:: What the exercise asks ::
The entries below are to be transcribed in full, without their images.

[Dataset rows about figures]
━━━

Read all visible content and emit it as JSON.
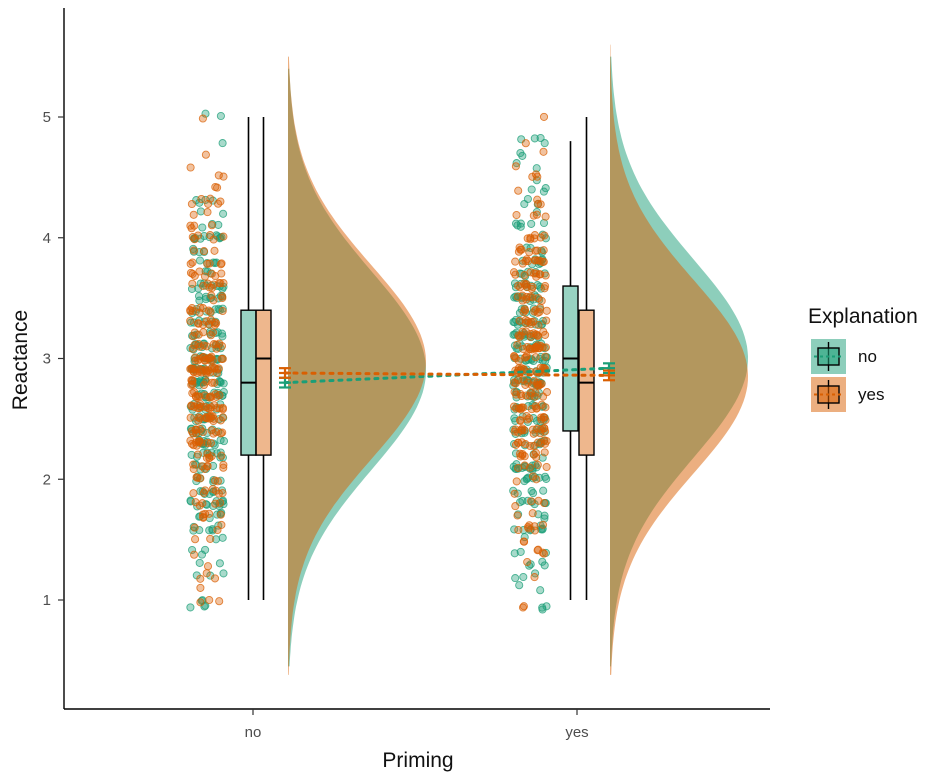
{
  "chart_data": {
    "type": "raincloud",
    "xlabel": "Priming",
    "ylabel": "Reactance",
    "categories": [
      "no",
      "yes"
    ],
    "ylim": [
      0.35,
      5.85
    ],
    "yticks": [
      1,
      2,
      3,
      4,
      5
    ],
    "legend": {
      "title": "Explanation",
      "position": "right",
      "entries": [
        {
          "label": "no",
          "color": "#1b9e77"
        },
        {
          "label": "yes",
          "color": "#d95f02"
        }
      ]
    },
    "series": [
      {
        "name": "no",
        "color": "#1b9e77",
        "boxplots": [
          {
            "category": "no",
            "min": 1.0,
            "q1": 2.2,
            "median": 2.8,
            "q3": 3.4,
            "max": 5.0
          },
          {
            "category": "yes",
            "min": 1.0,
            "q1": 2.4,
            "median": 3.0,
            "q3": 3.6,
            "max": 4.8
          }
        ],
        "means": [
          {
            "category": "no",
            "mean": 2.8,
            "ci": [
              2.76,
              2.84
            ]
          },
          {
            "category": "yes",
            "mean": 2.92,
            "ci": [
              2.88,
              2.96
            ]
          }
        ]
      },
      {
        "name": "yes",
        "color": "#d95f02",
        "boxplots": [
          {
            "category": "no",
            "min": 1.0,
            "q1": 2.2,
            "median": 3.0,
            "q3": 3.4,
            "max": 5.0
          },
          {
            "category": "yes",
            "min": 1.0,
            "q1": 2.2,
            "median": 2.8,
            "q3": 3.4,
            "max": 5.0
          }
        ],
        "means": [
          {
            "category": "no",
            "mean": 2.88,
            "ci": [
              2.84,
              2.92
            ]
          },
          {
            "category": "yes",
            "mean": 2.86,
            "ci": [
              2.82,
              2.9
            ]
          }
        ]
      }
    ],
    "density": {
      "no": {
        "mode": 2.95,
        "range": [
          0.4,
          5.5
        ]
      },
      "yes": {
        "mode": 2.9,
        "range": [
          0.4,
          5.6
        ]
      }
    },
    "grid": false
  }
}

━━━

:: Worked answer ::
Read all visible content and emit it as JSON.
{
  "chart_data": {
    "type": "raincloud",
    "xlabel": "Priming",
    "ylabel": "Reactance",
    "categories": [
      "no",
      "yes"
    ],
    "ylim": [
      0.35,
      5.85
    ],
    "yticks": [
      1,
      2,
      3,
      4,
      5
    ],
    "legend": {
      "title": "Explanation",
      "position": "right",
      "entries": [
        {
          "label": "no",
          "color": "#1b9e77"
        },
        {
          "label": "yes",
          "color": "#d95f02"
        }
      ]
    },
    "series": [
      {
        "name": "no",
        "color": "#1b9e77",
        "boxplots": [
          {
            "category": "no",
            "min": 1.0,
            "q1": 2.2,
            "median": 2.8,
            "q3": 3.4,
            "max": 5.0
          },
          {
            "category": "yes",
            "min": 1.0,
            "q1": 2.4,
            "median": 3.0,
            "q3": 3.6,
            "max": 4.8
          }
        ],
        "means": [
          {
            "category": "no",
            "mean": 2.8,
            "ci": [
              2.76,
              2.84
            ]
          },
          {
            "category": "yes",
            "mean": 2.92,
            "ci": [
              2.88,
              2.96
            ]
          }
        ]
      },
      {
        "name": "yes",
        "color": "#d95f02",
        "boxplots": [
          {
            "category": "no",
            "min": 1.0,
            "q1": 2.2,
            "median": 3.0,
            "q3": 3.4,
            "max": 5.0
          },
          {
            "category": "yes",
            "min": 1.0,
            "q1": 2.2,
            "median": 2.8,
            "q3": 3.4,
            "max": 5.0
          }
        ],
        "means": [
          {
            "category": "no",
            "mean": 2.88,
            "ci": [
              2.84,
              2.92
            ]
          },
          {
            "category": "yes",
            "mean": 2.86,
            "ci": [
              2.82,
              2.9
            ]
          }
        ]
      }
    ],
    "density": {
      "no": {
        "mode": 2.95,
        "range": [
          0.4,
          5.5
        ]
      },
      "yes": {
        "mode": 2.9,
        "range": [
          0.4,
          5.6
        ]
      }
    },
    "grid": false
  }
}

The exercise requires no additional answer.